* **PROBLEM TO WORK ON**
Using the listing below, extract each line that has the word "Palúcha" in it.

[Extracted data entries]
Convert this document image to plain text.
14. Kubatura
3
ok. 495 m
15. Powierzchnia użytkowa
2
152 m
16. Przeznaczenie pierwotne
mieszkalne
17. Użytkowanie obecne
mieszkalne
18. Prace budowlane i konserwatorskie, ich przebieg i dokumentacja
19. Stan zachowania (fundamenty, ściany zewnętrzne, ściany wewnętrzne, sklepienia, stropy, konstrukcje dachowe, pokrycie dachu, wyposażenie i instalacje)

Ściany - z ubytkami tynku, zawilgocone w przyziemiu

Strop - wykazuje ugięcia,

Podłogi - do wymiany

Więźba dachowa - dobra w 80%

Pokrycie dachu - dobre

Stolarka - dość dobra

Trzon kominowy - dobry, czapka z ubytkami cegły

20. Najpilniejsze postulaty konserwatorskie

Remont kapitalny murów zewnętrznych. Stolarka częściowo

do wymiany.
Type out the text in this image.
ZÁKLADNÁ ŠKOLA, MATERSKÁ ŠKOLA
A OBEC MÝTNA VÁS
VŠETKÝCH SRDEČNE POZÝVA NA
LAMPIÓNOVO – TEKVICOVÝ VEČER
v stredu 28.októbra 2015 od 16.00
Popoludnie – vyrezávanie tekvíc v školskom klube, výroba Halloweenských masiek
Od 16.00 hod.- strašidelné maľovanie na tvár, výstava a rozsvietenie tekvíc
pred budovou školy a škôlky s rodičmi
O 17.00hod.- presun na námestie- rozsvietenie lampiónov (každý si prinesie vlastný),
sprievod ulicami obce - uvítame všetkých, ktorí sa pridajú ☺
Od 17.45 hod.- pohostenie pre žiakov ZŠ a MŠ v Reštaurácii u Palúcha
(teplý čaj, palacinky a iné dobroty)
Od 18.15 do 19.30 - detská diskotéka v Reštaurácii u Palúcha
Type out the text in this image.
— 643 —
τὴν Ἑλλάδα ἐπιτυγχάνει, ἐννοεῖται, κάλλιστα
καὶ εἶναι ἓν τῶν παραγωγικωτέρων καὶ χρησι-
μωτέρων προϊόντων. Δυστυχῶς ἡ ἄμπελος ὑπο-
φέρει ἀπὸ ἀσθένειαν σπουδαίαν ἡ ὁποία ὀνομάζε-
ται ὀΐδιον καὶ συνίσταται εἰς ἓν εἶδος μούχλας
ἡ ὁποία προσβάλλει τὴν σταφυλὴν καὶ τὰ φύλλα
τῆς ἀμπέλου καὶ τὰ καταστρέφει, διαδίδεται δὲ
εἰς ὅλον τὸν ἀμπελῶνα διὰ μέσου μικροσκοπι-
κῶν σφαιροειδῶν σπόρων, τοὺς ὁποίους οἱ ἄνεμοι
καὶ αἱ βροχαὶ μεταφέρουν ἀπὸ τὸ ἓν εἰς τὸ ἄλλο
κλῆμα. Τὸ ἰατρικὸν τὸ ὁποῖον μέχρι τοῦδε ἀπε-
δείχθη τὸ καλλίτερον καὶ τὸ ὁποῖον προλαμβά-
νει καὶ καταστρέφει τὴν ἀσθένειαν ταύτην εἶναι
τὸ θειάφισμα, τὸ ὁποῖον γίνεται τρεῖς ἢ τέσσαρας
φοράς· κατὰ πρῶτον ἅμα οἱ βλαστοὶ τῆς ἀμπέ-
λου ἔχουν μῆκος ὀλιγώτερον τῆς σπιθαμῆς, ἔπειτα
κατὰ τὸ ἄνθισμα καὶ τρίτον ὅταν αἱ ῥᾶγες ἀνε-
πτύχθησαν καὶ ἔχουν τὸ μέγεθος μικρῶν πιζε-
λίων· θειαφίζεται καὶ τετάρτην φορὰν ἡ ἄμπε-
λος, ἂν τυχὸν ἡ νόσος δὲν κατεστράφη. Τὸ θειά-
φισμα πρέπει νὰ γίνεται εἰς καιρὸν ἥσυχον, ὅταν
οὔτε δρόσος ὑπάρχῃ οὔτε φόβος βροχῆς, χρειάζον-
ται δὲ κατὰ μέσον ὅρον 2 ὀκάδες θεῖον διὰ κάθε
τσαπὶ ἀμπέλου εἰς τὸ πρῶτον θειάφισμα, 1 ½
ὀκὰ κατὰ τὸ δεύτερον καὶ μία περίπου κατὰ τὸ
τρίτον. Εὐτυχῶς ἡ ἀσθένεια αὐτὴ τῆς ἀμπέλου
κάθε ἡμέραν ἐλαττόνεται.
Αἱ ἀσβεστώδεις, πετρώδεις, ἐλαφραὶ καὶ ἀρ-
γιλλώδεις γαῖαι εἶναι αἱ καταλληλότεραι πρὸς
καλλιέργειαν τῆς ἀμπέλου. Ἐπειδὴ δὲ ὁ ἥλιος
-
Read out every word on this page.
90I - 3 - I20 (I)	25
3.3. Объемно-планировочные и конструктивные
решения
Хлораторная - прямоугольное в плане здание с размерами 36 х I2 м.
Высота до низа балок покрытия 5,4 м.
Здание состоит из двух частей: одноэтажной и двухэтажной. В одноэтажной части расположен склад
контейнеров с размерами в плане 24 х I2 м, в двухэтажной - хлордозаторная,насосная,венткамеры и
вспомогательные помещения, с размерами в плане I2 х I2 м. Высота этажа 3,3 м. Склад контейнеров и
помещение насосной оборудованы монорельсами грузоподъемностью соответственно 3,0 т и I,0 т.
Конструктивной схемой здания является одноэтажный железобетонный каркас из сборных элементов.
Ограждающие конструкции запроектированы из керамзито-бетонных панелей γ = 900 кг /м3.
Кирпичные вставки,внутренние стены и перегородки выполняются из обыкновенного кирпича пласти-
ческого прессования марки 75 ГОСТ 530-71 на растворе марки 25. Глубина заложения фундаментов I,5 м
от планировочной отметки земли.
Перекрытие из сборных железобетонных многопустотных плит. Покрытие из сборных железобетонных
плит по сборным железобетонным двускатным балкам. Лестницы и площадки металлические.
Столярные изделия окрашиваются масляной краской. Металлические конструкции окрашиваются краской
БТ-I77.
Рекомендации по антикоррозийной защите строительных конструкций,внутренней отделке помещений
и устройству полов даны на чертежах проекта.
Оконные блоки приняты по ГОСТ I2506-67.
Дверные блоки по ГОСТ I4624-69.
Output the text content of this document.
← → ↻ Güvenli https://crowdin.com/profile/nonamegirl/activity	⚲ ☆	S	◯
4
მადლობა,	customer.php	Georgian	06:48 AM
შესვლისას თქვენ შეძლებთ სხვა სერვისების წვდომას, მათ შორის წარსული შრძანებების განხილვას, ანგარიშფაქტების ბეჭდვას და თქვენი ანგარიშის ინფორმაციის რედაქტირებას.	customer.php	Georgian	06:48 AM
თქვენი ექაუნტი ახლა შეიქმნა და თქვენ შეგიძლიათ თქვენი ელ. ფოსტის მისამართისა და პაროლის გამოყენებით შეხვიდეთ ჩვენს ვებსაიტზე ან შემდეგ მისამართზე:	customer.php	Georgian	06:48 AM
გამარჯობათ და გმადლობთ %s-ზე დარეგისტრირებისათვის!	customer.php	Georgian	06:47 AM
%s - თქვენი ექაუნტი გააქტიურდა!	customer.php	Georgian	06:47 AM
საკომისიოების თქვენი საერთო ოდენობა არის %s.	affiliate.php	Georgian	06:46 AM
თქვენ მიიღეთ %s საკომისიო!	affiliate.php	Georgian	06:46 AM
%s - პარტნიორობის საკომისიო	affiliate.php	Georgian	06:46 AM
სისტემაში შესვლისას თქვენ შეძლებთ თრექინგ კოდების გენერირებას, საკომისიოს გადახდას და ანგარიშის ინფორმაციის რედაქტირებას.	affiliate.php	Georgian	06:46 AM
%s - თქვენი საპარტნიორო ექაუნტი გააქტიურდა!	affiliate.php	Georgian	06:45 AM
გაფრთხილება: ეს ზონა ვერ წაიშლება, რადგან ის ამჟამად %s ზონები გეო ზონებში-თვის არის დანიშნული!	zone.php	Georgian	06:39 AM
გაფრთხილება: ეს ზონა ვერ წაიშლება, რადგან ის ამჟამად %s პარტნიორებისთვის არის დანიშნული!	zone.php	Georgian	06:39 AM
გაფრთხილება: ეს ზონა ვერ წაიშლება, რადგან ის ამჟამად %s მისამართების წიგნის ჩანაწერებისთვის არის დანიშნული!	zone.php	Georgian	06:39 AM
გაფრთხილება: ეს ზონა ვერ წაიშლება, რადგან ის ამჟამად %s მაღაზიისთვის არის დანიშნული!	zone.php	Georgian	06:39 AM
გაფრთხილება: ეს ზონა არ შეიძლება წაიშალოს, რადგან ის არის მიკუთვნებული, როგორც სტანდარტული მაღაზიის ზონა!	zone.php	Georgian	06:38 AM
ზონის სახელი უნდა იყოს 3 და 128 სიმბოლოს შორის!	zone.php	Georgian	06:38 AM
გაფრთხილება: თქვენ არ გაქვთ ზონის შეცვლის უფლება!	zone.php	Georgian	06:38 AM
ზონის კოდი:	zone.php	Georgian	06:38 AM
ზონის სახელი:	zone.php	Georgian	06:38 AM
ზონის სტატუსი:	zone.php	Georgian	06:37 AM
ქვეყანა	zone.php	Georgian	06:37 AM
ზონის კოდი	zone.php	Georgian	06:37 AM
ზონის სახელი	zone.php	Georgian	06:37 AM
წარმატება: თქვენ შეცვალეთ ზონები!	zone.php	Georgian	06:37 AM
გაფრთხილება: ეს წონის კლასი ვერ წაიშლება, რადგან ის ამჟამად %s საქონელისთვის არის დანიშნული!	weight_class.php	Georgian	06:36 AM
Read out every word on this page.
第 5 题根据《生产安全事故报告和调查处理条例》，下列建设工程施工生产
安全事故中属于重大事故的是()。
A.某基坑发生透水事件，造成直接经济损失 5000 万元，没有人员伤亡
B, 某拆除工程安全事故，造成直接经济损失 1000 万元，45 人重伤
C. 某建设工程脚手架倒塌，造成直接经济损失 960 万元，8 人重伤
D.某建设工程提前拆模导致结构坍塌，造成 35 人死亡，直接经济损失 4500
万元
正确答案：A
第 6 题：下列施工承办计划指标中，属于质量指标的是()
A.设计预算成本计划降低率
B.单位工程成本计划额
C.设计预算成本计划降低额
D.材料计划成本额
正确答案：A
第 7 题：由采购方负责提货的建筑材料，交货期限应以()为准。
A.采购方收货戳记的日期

* **SOLVED EXERCISE**
Od 17.45 hod.- pohostenie pre žiakov ZŠ a MŠ v Reštaurácii u Palúcha
Od 18.15 do 19.30 - detská diskotéka v Reštaurácii u Palúcha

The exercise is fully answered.